**** RECORDS

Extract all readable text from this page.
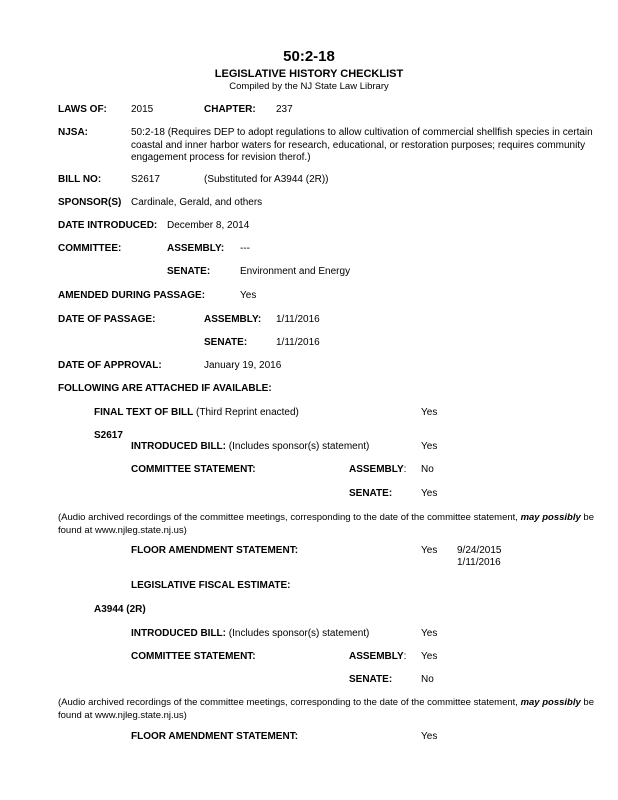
50:2-18
LEGISLATIVE HISTORY CHECKLIST
Compiled by the NJ State Law Library
LAWS OF: 2015	CHAPTER: 237
NJSA:	50:2-18 (Requires DEP to adopt regulations to allow cultivation of commercial shellfish species in certain coastal and inner harbor waters for research, educational, or restoration purposes; requires community engagement process for revision therof.)
BILL NO:	S2617	(Substituted for A3944 (2R))
SPONSOR(S) Cardinale, Gerald, and others
DATE INTRODUCED: December 8, 2014
COMMITTEE:	ASSEMBLY: ---
SENATE:	Environment and Energy
AMENDED DURING PASSAGE:	Yes
DATE OF PASSAGE:	ASSEMBLY: 1/11/2016
SENATE:	1/11/2016
DATE OF APPROVAL:	January 19, 2016
FOLLOWING ARE ATTACHED IF AVAILABLE:
FINAL TEXT OF BILL (Third Reprint enacted)	Yes
S2617
INTRODUCED BILL: (Includes sponsor(s) statement)	Yes
COMMITTEE STATEMENT:	ASSEMBLY: No
SENATE:	Yes
(Audio archived recordings of the committee meetings, corresponding to the date of the committee statement, may possibly be found at www.njleg.state.nj.us)
FLOOR AMENDMENT STATEMENT:	Yes 9/24/2015
1/11/2016
LEGISLATIVE FISCAL ESTIMATE:
A3944 (2R)
INTRODUCED BILL: (Includes sponsor(s) statement)	Yes
COMMITTEE STATEMENT:	ASSEMBLY: Yes
SENATE:	No
(Audio archived recordings of the committee meetings, corresponding to the date of the committee statement, may possibly be found at www.njleg.state.nj.us)
FLOOR AMENDMENT STATEMENT:	Yes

********

**TASK STATEMENT**: Write the records out once more, exactly as they appear, with no pictures.

**PROBLEM SOLUTION**:
Extract all readable text from this page.
50:2-18
LEGISLATIVE HISTORY CHECKLIST
Compiled by the NJ State Law Library
LAWS OF: 2015	CHAPTER: 237
NJSA:	50:2-18 (Requires DEP to adopt regulations to allow cultivation of commercial shellfish species in certain coastal and inner harbor waters for research, educational, or restoration purposes; requires community engagement process for revision therof.)
BILL NO:	S2617	(Substituted for A3944 (2R))
SPONSOR(S) Cardinale, Gerald, and others
DATE INTRODUCED: December 8, 2014
COMMITTEE:	ASSEMBLY: ---
SENATE:	Environment and Energy
AMENDED DURING PASSAGE:	Yes
DATE OF PASSAGE:	ASSEMBLY: 1/11/2016
SENATE:	1/11/2016
DATE OF APPROVAL:	January 19, 2016
FOLLOWING ARE ATTACHED IF AVAILABLE:
FINAL TEXT OF BILL (Third Reprint enacted)	Yes
S2617
INTRODUCED BILL: (Includes sponsor(s) statement)	Yes
COMMITTEE STATEMENT:	ASSEMBLY: No
SENATE:	Yes
(Audio archived recordings of the committee meetings, corresponding to the date of the committee statement, may possibly be found at www.njleg.state.nj.us)
FLOOR AMENDMENT STATEMENT:	Yes 9/24/2015
1/11/2016
LEGISLATIVE FISCAL ESTIMATE:
A3944 (2R)
INTRODUCED BILL: (Includes sponsor(s) statement)	Yes
COMMITTEE STATEMENT:	ASSEMBLY: Yes
SENATE:	No
(Audio archived recordings of the committee meetings, corresponding to the date of the committee statement, may possibly be found at www.njleg.state.nj.us)
FLOOR AMENDMENT STATEMENT:	Yes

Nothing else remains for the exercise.